● **Given instruction**
Copy all records verbatim.

======== Recorded data

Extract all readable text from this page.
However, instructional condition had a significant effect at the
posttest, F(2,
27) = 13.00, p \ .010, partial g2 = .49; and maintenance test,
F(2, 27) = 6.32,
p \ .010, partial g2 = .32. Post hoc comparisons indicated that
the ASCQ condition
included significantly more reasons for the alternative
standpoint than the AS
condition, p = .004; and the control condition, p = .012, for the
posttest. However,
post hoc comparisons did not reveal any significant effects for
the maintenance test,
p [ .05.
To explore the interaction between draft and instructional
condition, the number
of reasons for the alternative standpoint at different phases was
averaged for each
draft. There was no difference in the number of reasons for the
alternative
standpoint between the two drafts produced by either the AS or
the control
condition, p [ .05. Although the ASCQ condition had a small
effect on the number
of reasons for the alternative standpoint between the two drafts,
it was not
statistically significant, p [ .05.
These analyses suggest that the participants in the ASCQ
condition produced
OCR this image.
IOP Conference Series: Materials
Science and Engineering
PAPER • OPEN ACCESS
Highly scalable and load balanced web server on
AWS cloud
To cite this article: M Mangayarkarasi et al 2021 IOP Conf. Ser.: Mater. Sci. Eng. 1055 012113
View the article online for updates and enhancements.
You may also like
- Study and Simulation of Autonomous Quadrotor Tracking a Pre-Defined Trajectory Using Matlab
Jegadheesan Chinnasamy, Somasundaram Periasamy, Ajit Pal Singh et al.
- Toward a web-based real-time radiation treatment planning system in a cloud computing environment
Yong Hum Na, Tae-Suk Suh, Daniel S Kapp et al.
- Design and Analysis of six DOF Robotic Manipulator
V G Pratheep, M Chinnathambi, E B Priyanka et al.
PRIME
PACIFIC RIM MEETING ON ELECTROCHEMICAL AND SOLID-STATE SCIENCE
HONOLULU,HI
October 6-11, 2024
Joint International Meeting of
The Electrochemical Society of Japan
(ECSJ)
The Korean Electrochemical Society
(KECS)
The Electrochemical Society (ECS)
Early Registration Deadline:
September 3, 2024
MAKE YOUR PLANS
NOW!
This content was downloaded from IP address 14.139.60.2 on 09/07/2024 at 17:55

================

● **Task answer**
Extract all readable text from this page.
However, instructional condition had a significant effect at the
posttest, F(2,
27) = 13.00, p \ .010, partial g2 = .49; and maintenance test,
F(2, 27) = 6.32,
p \ .010, partial g2 = .32. Post hoc comparisons indicated that
the ASCQ condition
included significantly more reasons for the alternative
standpoint than the AS
condition, p = .004; and the control condition, p = .012, for the
posttest. However,
post hoc comparisons did not reveal any significant effects for
the maintenance test,
p [ .05.
To explore the interaction between draft and instructional
condition, the number
of reasons for the alternative standpoint at different phases was
averaged for each
draft. There was no difference in the number of reasons for the
alternative
standpoint between the two drafts produced by either the AS or
the control
condition, p [ .05. Although the ASCQ condition had a small
effect on the number
of reasons for the alternative standpoint between the two drafts,
it was not
statistically significant, p [ .05.
These analyses suggest that the participants in the ASCQ
condition produced
OCR this image.
IOP Conference Series: Materials
Science and Engineering
PAPER • OPEN ACCESS
Highly scalable and load balanced web server on
AWS cloud
To cite this article: M Mangayarkarasi et al 2021 IOP Conf. Ser.: Mater. Sci. Eng. 1055 012113
View the article online for updates and enhancements.
You may also like
- Study and Simulation of Autonomous Quadrotor Tracking a Pre-Defined Trajectory Using Matlab
Jegadheesan Chinnasamy, Somasundaram Periasamy, Ajit Pal Singh et al.
- Toward a web-based real-time radiation treatment planning system in a cloud computing environment
Yong Hum Na, Tae-Suk Suh, Daniel S Kapp et al.
- Design and Analysis of six DOF Robotic Manipulator
V G Pratheep, M Chinnathambi, E B Priyanka et al.
PRIME
PACIFIC RIM MEETING ON ELECTROCHEMICAL AND SOLID-STATE SCIENCE
HONOLULU,HI
October 6-11, 2024
Joint International Meeting of
The Electrochemical Society of Japan
(ECSJ)
The Korean Electrochemical Society
(KECS)
The Electrochemical Society (ECS)
Early Registration Deadline:
September 3, 2024
MAKE YOUR PLANS
NOW!
This content was downloaded from IP address 14.139.60.2 on 09/07/2024 at 17:55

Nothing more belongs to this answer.